[Stored entries]
* START *

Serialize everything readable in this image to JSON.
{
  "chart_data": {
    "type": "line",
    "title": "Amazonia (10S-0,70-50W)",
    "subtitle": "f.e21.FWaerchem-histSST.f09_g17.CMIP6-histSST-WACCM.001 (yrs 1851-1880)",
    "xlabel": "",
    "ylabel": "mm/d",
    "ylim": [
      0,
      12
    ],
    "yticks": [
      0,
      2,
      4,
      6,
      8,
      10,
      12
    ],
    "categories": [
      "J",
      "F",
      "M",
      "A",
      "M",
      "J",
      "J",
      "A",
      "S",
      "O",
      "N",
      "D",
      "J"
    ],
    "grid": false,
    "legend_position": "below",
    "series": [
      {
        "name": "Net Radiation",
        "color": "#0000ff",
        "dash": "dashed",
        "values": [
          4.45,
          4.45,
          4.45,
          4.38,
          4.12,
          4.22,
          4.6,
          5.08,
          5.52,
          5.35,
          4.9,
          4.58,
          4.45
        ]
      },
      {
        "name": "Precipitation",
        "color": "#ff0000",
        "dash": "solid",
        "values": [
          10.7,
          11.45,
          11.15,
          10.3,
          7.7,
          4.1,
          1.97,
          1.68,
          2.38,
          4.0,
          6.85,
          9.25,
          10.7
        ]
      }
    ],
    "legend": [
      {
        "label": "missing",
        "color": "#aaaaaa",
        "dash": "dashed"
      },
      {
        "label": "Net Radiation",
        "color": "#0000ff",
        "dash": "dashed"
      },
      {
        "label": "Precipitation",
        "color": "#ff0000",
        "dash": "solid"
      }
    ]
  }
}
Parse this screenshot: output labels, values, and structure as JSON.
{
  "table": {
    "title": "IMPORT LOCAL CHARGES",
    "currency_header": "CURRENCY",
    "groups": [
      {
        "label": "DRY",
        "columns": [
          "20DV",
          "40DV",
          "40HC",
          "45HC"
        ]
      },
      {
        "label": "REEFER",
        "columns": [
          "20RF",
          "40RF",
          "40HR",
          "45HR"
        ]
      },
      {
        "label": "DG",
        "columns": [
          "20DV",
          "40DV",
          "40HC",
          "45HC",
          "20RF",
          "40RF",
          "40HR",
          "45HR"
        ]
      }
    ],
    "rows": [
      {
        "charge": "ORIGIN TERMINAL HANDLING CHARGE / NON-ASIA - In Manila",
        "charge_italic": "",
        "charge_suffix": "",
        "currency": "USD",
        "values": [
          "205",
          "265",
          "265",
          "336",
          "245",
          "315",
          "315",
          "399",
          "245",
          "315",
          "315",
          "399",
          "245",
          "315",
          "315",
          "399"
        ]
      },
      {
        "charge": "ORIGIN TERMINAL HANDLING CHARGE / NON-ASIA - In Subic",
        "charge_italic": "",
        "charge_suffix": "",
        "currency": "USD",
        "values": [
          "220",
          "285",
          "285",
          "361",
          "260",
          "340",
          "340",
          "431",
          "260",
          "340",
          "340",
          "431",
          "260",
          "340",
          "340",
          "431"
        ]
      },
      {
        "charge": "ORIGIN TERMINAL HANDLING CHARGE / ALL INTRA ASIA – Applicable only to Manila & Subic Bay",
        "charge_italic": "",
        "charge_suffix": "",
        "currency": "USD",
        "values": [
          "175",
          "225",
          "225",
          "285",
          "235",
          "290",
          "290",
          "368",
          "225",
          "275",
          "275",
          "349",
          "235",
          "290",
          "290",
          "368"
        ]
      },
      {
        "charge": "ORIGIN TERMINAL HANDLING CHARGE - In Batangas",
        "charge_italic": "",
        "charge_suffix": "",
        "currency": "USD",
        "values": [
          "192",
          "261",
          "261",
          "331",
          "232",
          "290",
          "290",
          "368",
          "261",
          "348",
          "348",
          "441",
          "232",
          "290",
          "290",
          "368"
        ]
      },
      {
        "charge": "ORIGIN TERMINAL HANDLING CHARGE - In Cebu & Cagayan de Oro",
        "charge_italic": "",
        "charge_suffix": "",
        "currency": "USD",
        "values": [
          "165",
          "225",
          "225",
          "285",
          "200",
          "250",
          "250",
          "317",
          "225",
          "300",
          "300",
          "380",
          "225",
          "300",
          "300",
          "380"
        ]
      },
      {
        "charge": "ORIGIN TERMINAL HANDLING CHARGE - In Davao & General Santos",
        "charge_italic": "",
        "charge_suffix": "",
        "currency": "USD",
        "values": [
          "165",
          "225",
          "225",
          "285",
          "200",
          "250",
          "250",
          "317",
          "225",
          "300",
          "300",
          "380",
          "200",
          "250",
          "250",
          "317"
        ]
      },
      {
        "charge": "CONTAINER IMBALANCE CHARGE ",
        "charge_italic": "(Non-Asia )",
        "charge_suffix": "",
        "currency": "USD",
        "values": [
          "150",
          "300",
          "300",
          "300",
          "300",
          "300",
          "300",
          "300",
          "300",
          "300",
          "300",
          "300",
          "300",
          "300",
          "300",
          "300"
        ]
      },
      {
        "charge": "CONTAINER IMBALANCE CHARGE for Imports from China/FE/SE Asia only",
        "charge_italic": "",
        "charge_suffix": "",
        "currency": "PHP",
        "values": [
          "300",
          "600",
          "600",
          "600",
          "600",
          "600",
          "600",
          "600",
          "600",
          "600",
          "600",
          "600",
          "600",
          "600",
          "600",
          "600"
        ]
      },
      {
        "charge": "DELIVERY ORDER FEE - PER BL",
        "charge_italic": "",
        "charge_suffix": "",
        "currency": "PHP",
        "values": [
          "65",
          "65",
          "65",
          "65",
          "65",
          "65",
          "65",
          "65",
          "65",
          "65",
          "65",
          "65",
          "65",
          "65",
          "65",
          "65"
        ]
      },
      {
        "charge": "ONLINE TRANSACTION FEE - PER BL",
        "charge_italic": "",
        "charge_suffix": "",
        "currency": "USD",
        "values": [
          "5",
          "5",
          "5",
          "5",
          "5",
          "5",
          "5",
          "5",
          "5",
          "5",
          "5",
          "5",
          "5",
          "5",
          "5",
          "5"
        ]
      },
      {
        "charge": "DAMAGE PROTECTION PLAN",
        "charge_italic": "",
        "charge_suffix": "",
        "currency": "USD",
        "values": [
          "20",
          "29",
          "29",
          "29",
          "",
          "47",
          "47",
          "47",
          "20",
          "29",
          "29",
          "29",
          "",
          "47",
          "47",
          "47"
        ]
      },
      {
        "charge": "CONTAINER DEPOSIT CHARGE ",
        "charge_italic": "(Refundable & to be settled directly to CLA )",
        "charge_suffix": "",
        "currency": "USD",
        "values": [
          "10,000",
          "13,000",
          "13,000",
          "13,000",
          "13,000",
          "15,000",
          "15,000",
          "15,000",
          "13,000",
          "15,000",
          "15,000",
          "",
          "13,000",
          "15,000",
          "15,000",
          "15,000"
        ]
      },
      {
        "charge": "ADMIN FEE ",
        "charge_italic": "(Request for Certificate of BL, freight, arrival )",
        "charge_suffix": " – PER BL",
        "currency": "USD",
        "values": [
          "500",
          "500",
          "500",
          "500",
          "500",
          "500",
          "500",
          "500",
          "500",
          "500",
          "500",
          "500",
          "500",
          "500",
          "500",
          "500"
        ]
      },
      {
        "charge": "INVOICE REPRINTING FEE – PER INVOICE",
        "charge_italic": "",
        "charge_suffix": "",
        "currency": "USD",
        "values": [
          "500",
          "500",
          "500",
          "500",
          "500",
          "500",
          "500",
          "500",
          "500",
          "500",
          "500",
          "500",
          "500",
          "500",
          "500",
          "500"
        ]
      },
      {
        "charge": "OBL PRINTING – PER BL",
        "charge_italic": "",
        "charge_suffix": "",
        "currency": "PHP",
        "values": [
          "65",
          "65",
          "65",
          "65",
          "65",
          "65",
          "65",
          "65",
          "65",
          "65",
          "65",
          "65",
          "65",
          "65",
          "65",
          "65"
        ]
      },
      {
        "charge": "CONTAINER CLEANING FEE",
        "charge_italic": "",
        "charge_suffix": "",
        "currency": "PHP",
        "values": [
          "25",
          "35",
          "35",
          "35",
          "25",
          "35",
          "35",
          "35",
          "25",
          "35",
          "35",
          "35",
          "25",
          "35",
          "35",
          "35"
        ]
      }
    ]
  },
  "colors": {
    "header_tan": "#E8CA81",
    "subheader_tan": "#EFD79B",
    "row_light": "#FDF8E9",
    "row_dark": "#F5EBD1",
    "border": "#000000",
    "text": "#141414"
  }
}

* END *

**Exercise details:** Look through the entries above. Extract each line with the word "this".

**Task output:**
Serialize everything readable in this image to JSON.
Parse this screenshot: output labels, values, and structure as JSON.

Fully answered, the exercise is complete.